Dataset listings of figures

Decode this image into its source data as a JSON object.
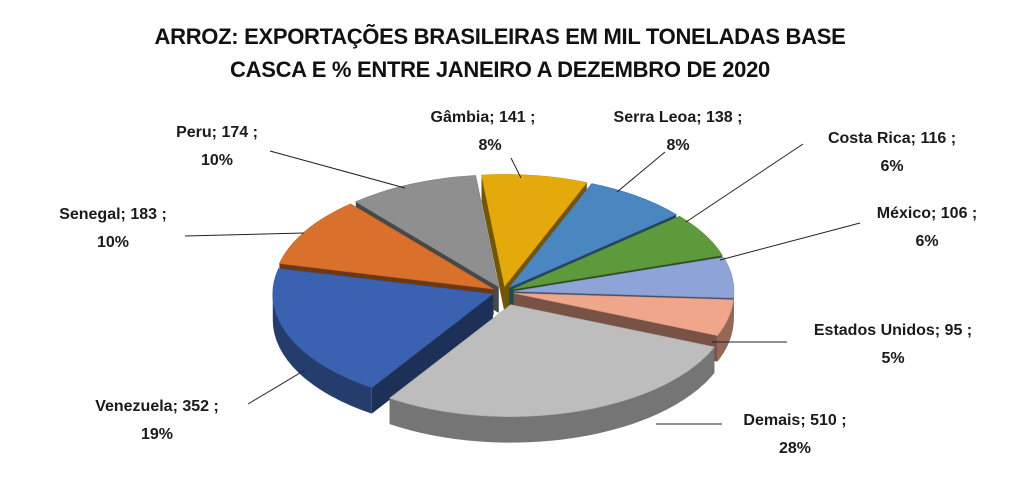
{
  "chart_data": {
    "type": "pie",
    "title_lines": [
      "ARROZ: EXPORTAÇÕES BRASILEIRAS EM MIL TONELADAS BASE",
      "CASCA E % ENTRE JANEIRO A DEZEMBRO DE 2020"
    ],
    "three_d": true,
    "slices": [
      {
        "name": "Gâmbia",
        "value": 141,
        "percent": "8%",
        "color": "#E4AA0B"
      },
      {
        "name": "Serra Leoa",
        "value": 138,
        "percent": "8%",
        "color": "#4A86C0"
      },
      {
        "name": "Costa Rica",
        "value": 116,
        "percent": "6%",
        "color": "#5C9A3C"
      },
      {
        "name": "México",
        "value": 106,
        "percent": "6%",
        "color": "#8EA3D8"
      },
      {
        "name": "Estados Unidos",
        "value": 95,
        "percent": "5%",
        "color": "#EFA68A"
      },
      {
        "name": "Demais",
        "value": 510,
        "percent": "28%",
        "color": "#BDBDBD"
      },
      {
        "name": "Venezuela",
        "value": 352,
        "percent": "19%",
        "color": "#3A62B0"
      },
      {
        "name": "Senegal",
        "value": 183,
        "percent": "10%",
        "color": "#D9702B"
      },
      {
        "name": "Peru",
        "value": 174,
        "percent": "10%",
        "color": "#8F8F8F"
      }
    ]
  }
}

» **EXERCISE PROMPT**
Omit all pictures while transcribing the entries verbatim.

» **SOLUTION TO THE EXERCISE**
Decode this image into its source data as a JSON object.
{
  "chart_data": {
    "type": "pie",
    "title_lines": [
      "ARROZ: EXPORTAÇÕES BRASILEIRAS EM MIL TONELADAS BASE",
      "CASCA E % ENTRE JANEIRO A DEZEMBRO DE 2020"
    ],
    "three_d": true,
    "slices": [
      {
        "name": "Gâmbia",
        "value": 141,
        "percent": "8%",
        "color": "#E4AA0B"
      },
      {
        "name": "Serra Leoa",
        "value": 138,
        "percent": "8%",
        "color": "#4A86C0"
      },
      {
        "name": "Costa Rica",
        "value": 116,
        "percent": "6%",
        "color": "#5C9A3C"
      },
      {
        "name": "México",
        "value": 106,
        "percent": "6%",
        "color": "#8EA3D8"
      },
      {
        "name": "Estados Unidos",
        "value": 95,
        "percent": "5%",
        "color": "#EFA68A"
      },
      {
        "name": "Demais",
        "value": 510,
        "percent": "28%",
        "color": "#BDBDBD"
      },
      {
        "name": "Venezuela",
        "value": 352,
        "percent": "19%",
        "color": "#3A62B0"
      },
      {
        "name": "Senegal",
        "value": 183,
        "percent": "10%",
        "color": "#D9702B"
      },
      {
        "name": "Peru",
        "value": 174,
        "percent": "10%",
        "color": "#8F8F8F"
      }
    ]
  }
}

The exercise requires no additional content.